» EXERCISE OBJECTIVE
Reproduce all the entries exactly.

Excerpts from a figure dataset
[START]
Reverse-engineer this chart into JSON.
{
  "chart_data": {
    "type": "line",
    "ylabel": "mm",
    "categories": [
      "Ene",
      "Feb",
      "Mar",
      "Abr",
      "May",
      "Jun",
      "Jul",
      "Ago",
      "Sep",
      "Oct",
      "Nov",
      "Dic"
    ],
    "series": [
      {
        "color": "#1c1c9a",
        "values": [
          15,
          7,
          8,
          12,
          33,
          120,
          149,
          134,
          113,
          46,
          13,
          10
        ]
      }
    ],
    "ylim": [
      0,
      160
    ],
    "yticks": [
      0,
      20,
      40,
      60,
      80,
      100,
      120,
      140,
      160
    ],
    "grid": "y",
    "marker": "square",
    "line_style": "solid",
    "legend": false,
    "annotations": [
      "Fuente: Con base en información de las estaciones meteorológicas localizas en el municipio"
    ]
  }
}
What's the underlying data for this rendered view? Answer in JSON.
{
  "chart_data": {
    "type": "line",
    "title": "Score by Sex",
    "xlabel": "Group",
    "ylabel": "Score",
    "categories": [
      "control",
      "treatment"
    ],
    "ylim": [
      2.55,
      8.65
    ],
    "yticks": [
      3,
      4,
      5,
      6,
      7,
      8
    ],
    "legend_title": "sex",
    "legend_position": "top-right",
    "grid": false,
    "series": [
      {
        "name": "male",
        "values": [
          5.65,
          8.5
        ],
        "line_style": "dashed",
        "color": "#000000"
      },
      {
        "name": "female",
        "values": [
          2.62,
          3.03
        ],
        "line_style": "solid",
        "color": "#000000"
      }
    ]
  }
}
[END]
» TASK OUTPUT
Reverse-engineer this chart into JSON.
{
  "chart_data": {
    "type": "line",
    "ylabel": "mm",
    "categories": [
      "Ene",
      "Feb",
      "Mar",
      "Abr",
      "May",
      "Jun",
      "Jul",
      "Ago",
      "Sep",
      "Oct",
      "Nov",
      "Dic"
    ],
    "series": [
      {
        "color": "#1c1c9a",
        "values": [
          15,
          7,
          8,
          12,
          33,
          120,
          149,
          134,
          113,
          46,
          13,
          10
        ]
      }
    ],
    "ylim": [
      0,
      160
    ],
    "yticks": [
      0,
      20,
      40,
      60,
      80,
      100,
      120,
      140,
      160
    ],
    "grid": "y",
    "marker": "square",
    "line_style": "solid",
    "legend": false,
    "annotations": [
      "Fuente: Con base en información de las estaciones meteorológicas localizas en el municipio"
    ]
  }
}
What's the underlying data for this rendered view? Answer in JSON.
{
  "chart_data": {
    "type": "line",
    "title": "Score by Sex",
    "xlabel": "Group",
    "ylabel": "Score",
    "categories": [
      "control",
      "treatment"
    ],
    "ylim": [
      2.55,
      8.65
    ],
    "yticks": [
      3,
      4,
      5,
      6,
      7,
      8
    ],
    "legend_title": "sex",
    "legend_position": "top-right",
    "grid": false,
    "series": [
      {
        "name": "male",
        "values": [
          5.65,
          8.5
        ],
        "line_style": "dashed",
        "color": "#000000"
      },
      {
        "name": "female",
        "values": [
          2.62,
          3.03
        ],
        "line_style": "solid",
        "color": "#000000"
      }
    ]
  }
}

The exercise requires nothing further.